=== EXCERPTED RECORDS ===
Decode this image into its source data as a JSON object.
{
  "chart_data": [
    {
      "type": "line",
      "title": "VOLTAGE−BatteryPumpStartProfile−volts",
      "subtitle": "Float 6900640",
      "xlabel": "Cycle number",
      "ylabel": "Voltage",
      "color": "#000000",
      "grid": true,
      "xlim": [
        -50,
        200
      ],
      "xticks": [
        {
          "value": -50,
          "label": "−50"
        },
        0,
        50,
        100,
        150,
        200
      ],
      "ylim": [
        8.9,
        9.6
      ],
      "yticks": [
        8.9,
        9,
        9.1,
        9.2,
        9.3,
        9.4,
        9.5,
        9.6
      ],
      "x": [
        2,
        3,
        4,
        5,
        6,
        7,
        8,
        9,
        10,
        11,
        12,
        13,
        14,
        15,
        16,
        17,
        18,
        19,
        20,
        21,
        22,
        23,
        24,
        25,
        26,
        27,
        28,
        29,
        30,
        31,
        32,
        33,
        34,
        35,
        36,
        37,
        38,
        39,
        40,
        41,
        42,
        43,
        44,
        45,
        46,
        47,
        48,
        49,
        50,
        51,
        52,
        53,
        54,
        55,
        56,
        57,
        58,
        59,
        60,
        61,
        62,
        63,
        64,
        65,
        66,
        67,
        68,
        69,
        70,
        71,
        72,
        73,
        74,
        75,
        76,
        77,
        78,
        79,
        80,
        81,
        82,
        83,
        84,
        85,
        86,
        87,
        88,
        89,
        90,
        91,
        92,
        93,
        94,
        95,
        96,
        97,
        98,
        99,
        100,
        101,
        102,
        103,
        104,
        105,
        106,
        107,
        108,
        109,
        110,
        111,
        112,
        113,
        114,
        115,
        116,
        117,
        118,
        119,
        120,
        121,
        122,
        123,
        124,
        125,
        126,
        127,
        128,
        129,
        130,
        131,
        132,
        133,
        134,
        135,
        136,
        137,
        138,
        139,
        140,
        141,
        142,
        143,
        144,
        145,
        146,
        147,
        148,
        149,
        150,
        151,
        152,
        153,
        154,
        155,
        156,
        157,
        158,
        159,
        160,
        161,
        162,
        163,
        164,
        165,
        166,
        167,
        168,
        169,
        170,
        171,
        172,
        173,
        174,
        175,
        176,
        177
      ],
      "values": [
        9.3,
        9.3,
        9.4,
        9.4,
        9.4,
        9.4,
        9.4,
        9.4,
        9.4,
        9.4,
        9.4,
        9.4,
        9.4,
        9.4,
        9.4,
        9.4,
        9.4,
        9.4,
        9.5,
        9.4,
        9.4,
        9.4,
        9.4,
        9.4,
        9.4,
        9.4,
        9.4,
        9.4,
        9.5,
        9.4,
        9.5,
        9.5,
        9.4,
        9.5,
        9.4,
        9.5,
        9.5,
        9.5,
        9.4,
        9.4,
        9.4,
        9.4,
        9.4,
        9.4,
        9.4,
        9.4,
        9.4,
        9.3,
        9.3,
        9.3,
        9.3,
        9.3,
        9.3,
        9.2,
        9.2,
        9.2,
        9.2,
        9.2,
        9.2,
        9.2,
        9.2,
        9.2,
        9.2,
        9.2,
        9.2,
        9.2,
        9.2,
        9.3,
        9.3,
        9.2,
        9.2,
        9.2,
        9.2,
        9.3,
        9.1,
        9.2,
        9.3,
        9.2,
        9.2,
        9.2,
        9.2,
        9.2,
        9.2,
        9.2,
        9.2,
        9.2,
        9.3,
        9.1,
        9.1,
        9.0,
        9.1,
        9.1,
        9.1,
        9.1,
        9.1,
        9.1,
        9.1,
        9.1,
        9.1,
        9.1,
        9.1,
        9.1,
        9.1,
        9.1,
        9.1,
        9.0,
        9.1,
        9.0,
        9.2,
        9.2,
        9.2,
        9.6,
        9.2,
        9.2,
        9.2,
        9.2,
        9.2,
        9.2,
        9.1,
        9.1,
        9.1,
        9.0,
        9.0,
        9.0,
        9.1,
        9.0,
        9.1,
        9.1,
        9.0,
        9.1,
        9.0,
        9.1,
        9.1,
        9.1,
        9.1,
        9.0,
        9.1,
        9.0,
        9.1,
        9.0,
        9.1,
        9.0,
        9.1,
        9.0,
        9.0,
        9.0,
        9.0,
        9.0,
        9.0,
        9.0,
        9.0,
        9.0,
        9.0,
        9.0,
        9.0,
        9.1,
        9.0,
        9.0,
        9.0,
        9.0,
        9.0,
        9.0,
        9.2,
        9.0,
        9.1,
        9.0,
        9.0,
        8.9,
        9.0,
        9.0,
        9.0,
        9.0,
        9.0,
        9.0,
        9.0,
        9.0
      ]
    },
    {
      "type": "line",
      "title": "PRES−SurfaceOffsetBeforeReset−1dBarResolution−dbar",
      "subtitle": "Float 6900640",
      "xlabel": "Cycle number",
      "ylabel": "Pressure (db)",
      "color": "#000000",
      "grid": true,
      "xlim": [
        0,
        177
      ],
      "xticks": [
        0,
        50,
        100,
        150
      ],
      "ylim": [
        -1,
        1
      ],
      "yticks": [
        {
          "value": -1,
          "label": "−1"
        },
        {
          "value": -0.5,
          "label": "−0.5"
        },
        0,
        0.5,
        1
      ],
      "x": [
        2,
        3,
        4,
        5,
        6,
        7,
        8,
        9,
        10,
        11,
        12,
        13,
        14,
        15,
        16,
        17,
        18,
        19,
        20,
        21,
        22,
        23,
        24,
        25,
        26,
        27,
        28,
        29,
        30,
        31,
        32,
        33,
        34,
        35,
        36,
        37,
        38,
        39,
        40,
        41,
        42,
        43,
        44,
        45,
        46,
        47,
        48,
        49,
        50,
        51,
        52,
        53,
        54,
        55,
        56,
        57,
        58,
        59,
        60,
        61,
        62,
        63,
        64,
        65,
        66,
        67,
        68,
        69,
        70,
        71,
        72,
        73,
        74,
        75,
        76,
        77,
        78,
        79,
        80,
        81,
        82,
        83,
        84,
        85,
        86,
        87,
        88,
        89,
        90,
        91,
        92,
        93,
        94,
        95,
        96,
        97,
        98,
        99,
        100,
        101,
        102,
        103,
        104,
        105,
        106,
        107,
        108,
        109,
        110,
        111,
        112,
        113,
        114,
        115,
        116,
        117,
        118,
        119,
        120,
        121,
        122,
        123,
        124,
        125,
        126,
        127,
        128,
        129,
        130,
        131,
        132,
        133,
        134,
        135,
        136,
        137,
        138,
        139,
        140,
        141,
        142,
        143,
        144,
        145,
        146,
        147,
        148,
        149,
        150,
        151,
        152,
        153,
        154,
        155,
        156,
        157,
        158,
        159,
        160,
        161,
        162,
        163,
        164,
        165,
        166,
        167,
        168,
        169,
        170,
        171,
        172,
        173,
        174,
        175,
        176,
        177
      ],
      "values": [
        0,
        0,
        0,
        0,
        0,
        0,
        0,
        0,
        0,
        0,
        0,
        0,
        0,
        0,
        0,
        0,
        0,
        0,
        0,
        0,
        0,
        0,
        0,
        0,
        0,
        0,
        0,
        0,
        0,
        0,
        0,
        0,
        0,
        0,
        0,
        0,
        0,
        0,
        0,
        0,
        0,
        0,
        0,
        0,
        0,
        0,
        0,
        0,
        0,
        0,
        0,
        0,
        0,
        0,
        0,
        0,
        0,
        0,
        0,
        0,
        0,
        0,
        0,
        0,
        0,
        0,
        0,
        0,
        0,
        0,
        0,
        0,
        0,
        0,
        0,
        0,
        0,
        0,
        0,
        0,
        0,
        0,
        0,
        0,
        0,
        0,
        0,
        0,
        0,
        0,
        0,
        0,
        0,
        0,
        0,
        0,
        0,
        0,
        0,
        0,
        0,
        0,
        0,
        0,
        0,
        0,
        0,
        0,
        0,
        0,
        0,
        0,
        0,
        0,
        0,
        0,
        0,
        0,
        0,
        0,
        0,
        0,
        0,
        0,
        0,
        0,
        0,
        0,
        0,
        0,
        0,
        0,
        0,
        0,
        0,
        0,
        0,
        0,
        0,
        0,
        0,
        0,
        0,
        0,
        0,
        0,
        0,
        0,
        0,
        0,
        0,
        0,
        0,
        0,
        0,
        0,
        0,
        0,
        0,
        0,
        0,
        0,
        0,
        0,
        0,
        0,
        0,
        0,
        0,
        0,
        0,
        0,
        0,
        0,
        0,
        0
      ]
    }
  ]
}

==

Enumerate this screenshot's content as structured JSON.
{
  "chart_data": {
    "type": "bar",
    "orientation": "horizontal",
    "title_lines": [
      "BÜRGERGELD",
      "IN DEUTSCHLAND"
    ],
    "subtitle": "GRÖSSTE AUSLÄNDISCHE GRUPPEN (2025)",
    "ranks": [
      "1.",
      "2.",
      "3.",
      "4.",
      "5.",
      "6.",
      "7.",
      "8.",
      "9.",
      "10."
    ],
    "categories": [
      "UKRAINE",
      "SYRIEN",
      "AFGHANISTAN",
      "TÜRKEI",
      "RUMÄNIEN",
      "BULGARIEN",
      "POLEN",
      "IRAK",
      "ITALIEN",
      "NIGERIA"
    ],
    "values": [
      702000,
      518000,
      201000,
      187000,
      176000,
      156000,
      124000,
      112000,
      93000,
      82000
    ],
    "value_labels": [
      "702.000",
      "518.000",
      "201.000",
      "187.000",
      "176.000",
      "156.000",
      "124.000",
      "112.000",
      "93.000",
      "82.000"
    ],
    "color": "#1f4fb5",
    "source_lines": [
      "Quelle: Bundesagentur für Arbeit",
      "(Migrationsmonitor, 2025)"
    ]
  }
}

=== EXERCISE DIRECTIONS ===
Find and copy every line in the entries above where the string "this" occurs.

=== FULL RESPONSE ===
Decode this image into its source data as a JSON object.
Enumerate this screenshot's content as structured JSON.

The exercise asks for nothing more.